- Task details: Comb through the entries for "into" and pull out each line that holds it.

***** Provided data

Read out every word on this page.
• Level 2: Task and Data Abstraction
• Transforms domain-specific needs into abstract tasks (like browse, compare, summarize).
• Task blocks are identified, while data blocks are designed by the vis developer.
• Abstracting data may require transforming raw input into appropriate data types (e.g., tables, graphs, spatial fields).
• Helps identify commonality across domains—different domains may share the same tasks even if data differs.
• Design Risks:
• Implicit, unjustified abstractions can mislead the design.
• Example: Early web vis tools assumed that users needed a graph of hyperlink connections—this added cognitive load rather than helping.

**********
***** Provided data

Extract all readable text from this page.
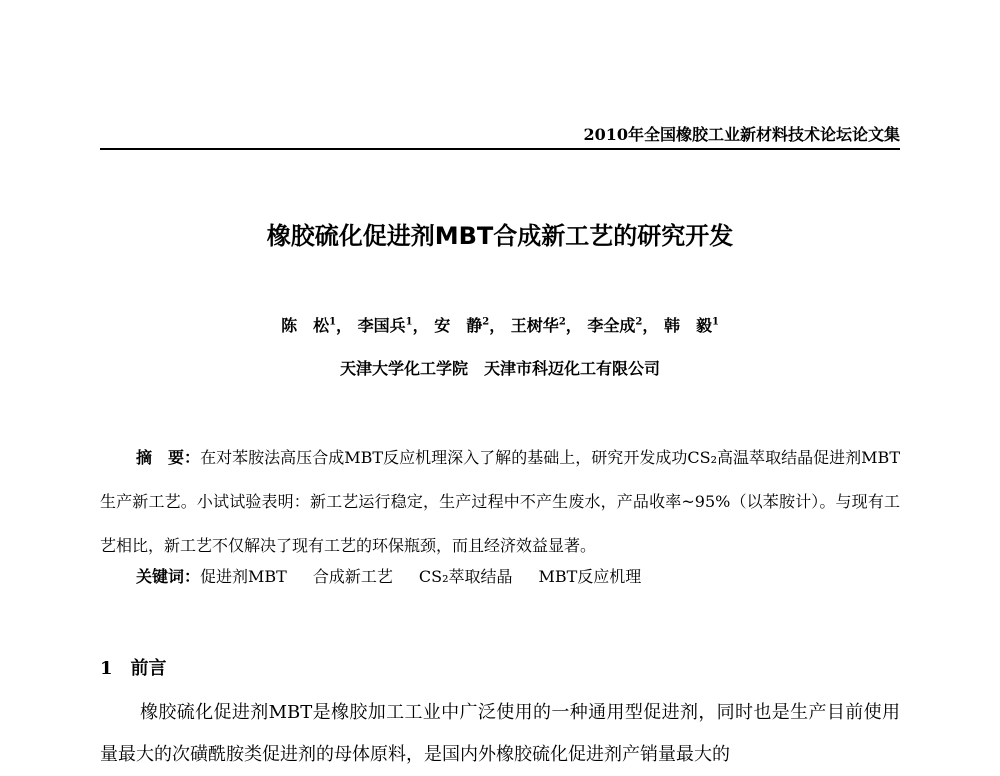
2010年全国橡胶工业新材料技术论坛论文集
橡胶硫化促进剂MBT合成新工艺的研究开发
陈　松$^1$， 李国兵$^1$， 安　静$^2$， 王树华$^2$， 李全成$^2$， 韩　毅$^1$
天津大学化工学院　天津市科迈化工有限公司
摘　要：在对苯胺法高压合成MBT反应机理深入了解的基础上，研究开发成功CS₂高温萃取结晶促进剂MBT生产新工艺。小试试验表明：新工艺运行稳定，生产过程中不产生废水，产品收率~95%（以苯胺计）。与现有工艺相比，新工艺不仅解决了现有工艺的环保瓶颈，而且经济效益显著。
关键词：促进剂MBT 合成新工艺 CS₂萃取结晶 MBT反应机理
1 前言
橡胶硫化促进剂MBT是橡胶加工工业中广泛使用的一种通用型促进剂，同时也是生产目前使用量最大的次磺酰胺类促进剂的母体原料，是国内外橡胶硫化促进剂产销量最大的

**********

- Output for this task:
• Transforms domain-specific needs into abstract tasks (like browse, compare, summarize).
• Abstracting data may require transforming raw input into appropriate data types (e.g., tables, graphs, spatial fields).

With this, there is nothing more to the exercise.